**Selection**
☆ ☆ ☆ ☆ ☆

The Battle Over Dinosaur: Birth Of Modern Environmentalism 6

September 23rd, 2010 by David Leland Hyde Leave a reply »

Ansel Adams Advises Philip Hyde On His Struggles While Action Is On Hold To Keep Dams Out Of National Parks

(Continued from previous blog post in the category, “Excerpts of New Book” blog post titled, “The Battle Over Dinosaur: Birth Of Modern Environmentalism 5.”)

Split Mountain Sandstone Reefs, Dinosaur National Monument, Colorado-Utah, 1951 by Philip Hyde.

In 1951, the Sierra Club and Wilderness Society sent my father landscape photographer Philip Hyde on the world’s first conservation photography assignment. Ansel Adams and Cedric Wright contributed photographs to campaigns in the 1940s, but Philip Hyde was the first ever sent on assignment. As a result of Philip Hyde’s trip to Dinosaur National Monument in Northwestern Colorado and Utah, he and Martin Litton became photographers for the first book published for a conservation cause: “This Is Dinosaur: Echo Park Country” edited by Wallace Stegner.

Philip Hyde went to Dinosaur National Monument in 1951, but “This Is Dinosaur: Echo Park Country” did not come out until four years later while the Sierra Club worked on other projects. During those years finances were bleak for Ardis and Philip Hyde even though Sierra Club, Wilderness Society and other conservation leaders had seen Philip Hyde’s photographs of Dinosaur National Monument in 1951. “Ansel praised my work to them to the point of embarrassment,” Philip Hyde said. “But nobody was ready to fund a project to use the photographs to protect the National Monument and thereby the whole National Park System.”

In 1951 Philip Hyde’s photographs not only circulated among environmental leaders, they toured national museums and libraries. Earlier that year Martin Litton began writing articles against the Upper Colorado River Storage project in the Los Angeles Times. “The people of Los Angeles opposed the Upper Colorado River Storage Project because it would take water away from California and give it to Arizona, Utah and Colorado,” Martin Litton explained. Martin Litton wrote extensively about the damage to the Colorado River ecosystem that would be wrought by the dams and of the unique beauty of Dinosaur National Monument’s canyons.

The Sierra Club Debates Whether To Go National

Sierra Club leaders also watched David Brower’s rough movie footage from Yampa River and Green River trips in Dinosaur National Monument. The prospect of protecting Dinosaur set off the Sierra Club’s first major internal conflict. Would the Sierra Club reach beyond the Sierra Nevada Mountains of California? As the leaders and members began to take notice of Dinosaur’s unique beauty, debate ran hot in board meetings between those that favored a local California focus and those that favored a national focus necessary to prevent dams on the Colorado River and its tributaries. Preserving Dinosaur National Monument finally became the Sierra Club’s highest priority in 1953.

☆ ☆ ☆ ☆ ☆

**Supplied material**
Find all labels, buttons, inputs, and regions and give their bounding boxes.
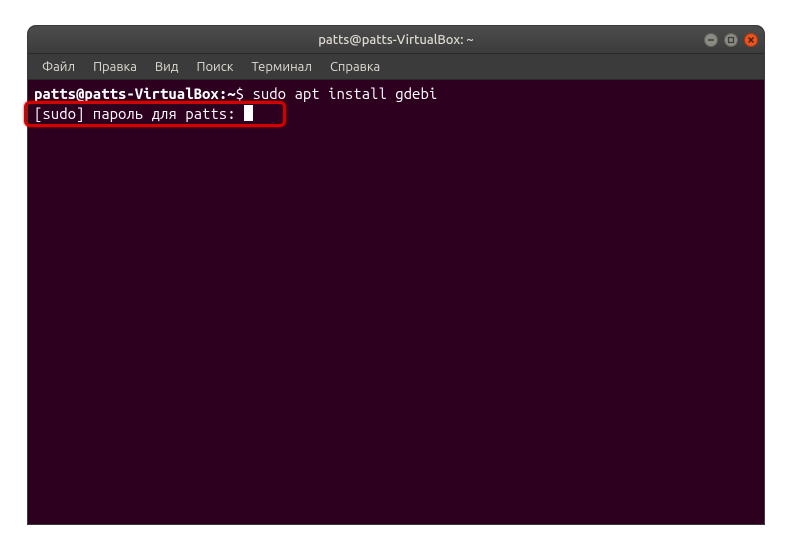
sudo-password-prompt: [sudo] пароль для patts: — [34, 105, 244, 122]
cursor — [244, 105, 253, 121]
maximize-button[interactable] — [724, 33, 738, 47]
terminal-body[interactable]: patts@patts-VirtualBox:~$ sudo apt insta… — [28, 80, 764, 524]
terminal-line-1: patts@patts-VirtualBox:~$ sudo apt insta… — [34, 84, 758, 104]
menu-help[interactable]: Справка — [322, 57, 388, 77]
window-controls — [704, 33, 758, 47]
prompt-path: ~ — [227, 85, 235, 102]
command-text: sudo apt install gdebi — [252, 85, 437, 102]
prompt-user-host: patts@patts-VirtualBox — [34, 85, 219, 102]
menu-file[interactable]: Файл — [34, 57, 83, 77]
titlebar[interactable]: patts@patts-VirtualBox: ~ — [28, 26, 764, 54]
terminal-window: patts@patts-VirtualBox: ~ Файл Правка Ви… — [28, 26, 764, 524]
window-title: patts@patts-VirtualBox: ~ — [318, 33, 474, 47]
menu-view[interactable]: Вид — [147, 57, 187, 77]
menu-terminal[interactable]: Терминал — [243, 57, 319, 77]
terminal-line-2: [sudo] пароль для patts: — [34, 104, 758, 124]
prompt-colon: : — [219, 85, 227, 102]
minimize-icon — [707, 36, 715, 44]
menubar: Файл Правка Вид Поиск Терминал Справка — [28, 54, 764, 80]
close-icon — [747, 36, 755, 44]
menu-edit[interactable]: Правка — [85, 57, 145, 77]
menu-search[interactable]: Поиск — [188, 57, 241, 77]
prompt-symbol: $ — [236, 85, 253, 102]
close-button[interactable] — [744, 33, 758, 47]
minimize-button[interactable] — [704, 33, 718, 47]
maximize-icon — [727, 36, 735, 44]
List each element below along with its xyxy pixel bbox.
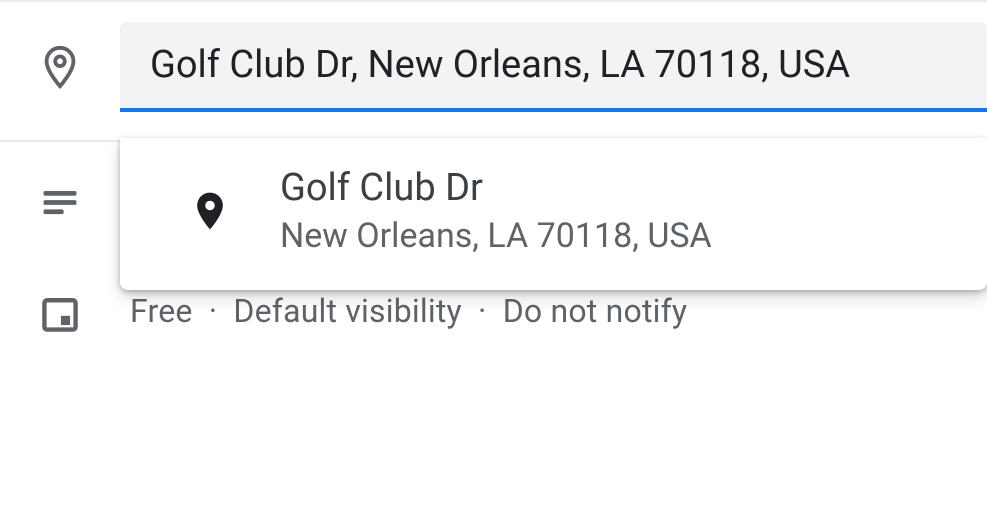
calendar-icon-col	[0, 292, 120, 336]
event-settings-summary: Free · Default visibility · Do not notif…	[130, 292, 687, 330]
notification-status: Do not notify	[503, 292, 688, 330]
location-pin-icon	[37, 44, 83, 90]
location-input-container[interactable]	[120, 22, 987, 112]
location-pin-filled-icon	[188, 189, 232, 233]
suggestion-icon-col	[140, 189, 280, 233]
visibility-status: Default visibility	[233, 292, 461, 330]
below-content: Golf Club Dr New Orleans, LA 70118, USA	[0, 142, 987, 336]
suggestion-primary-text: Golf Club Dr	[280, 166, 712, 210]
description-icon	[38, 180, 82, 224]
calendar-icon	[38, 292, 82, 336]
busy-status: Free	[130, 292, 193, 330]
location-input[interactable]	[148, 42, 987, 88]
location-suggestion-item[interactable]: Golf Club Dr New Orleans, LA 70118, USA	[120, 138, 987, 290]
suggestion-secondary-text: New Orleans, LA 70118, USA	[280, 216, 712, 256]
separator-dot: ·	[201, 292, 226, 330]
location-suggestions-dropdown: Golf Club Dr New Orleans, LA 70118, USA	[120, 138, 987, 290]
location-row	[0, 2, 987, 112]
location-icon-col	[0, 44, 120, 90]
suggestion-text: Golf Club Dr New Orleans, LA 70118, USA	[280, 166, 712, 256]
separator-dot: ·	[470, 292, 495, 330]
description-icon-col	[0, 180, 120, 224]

☆ ☆ ☆ ☆ ☆

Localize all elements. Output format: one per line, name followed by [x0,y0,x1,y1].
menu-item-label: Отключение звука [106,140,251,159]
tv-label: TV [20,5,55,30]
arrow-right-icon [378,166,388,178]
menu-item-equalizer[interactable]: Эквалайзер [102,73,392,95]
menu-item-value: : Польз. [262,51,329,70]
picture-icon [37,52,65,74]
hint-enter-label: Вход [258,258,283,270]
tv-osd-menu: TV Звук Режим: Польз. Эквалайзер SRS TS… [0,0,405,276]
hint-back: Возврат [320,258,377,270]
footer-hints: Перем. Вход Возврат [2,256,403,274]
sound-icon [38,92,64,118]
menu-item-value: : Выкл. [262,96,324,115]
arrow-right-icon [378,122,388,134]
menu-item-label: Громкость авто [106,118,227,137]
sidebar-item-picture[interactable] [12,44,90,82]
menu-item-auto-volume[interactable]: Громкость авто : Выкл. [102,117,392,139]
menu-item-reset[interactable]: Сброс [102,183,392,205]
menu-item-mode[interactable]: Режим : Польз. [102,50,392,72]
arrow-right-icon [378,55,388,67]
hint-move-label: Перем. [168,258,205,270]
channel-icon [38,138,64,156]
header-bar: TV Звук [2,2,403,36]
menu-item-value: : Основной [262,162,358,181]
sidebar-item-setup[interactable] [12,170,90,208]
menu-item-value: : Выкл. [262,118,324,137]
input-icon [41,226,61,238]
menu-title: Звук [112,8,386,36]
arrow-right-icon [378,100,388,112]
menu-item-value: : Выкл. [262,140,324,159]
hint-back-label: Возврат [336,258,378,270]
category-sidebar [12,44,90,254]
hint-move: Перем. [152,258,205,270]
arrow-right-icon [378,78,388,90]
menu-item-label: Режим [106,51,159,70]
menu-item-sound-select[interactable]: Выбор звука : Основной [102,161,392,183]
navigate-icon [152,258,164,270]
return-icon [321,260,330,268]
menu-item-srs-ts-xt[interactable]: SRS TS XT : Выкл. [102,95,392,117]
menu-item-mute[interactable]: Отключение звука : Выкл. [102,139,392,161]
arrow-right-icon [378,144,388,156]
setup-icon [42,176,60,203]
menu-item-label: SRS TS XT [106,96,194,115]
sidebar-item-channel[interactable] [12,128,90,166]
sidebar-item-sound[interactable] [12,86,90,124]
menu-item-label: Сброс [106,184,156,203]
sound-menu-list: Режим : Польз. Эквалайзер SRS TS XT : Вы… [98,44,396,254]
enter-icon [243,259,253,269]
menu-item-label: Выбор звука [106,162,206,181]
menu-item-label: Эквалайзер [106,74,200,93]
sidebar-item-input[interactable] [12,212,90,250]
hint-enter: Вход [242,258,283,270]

☆ ☆ ☆ ☆ ☆

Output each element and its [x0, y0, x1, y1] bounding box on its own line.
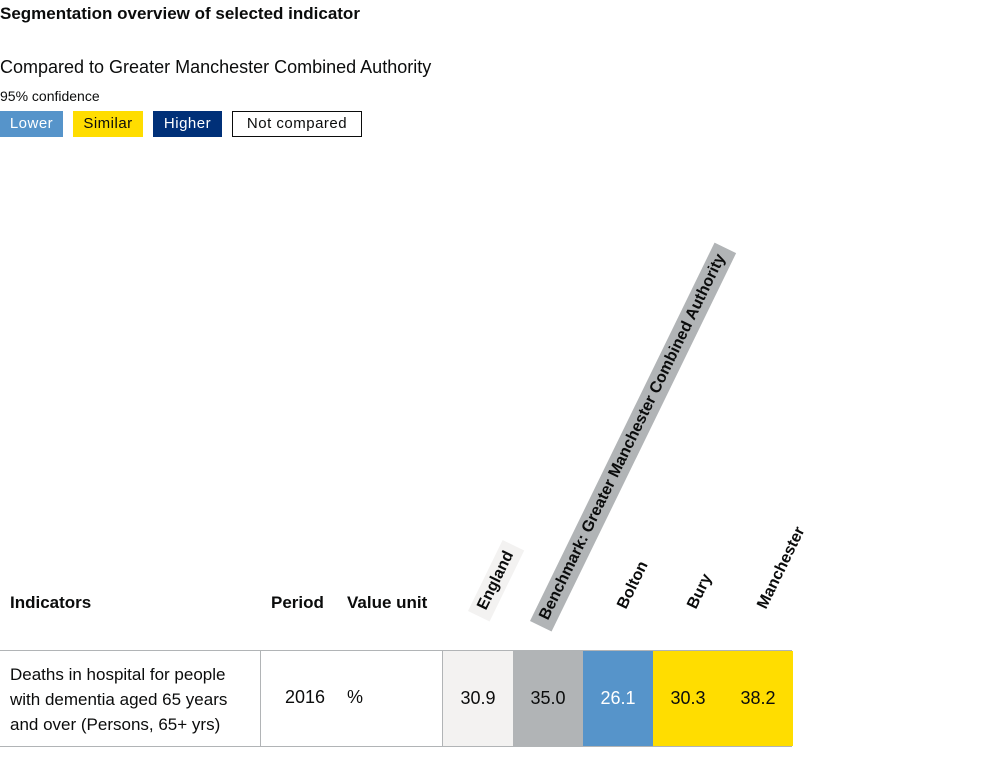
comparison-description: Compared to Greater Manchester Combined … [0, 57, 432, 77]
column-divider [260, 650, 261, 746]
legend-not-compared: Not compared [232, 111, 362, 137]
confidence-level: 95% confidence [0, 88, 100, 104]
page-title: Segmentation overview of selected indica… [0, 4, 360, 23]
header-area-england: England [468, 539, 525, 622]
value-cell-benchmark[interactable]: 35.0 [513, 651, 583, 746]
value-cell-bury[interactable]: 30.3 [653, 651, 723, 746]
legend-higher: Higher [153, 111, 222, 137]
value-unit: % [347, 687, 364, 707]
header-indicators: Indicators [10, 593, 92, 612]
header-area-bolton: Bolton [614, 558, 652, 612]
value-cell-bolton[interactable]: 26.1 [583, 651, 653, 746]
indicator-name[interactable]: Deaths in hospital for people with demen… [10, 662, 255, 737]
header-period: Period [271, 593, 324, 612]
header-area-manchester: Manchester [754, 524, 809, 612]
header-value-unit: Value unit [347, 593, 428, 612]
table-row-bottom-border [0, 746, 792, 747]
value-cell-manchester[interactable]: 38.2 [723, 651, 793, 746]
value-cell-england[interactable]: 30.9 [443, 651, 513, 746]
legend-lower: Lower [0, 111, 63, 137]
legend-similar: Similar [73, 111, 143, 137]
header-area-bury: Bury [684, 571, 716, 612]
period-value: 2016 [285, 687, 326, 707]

☆ ☆ ☆ ☆ ☆

**Exercises**
a) Answer these from the Dinosaur post:
(i) In what year did Philip Hyde go to Dinosaur National Monument?
(ii) In which newspaper did Martin Litton write articles against the Upper Colorado River Storage project?
(iii) In what year did preserving Dinosaur National Monument become the Sierra Club's highest priority?
b) Copy these lines of the listing verbatim, starting with the line with "292, 120, 336]" and going on through the line with "location-suggestion-item[interactable]: Golf Club".
The text and the listing were taken from unrelated sources.

**Answers to the exercise**
a)
(i) 1951
(ii) The Los Angeles Times
(iii) 1953

b)
calendar-icon-col	[0, 292, 120, 336]
event-settings-summary: Free · Default visibility · Do not notif…	[130, 292, 687, 330]
notification-status: Do not notify	[503, 292, 688, 330]
location-pin-icon	[37, 44, 83, 90]
location-input-container[interactable]	[120, 22, 987, 112]
location-pin-filled-icon	[188, 189, 232, 233]
suggestion-icon-col	[140, 189, 280, 233]
visibility-status: Default visibility	[233, 292, 461, 330]
below-content: Golf Club Dr New Orleans, LA 70118, USA	[0, 142, 987, 336]
suggestion-primary-text: Golf Club Dr	[280, 166, 712, 210]
description-icon	[38, 180, 82, 224]
calendar-icon	[38, 292, 82, 336]
busy-status: Free	[130, 292, 193, 330]
location-input[interactable]	[148, 42, 987, 88]
location-suggestion-item[interactable]: Golf Club Dr New Orleans, LA 70118, USA	[120, 138, 987, 290]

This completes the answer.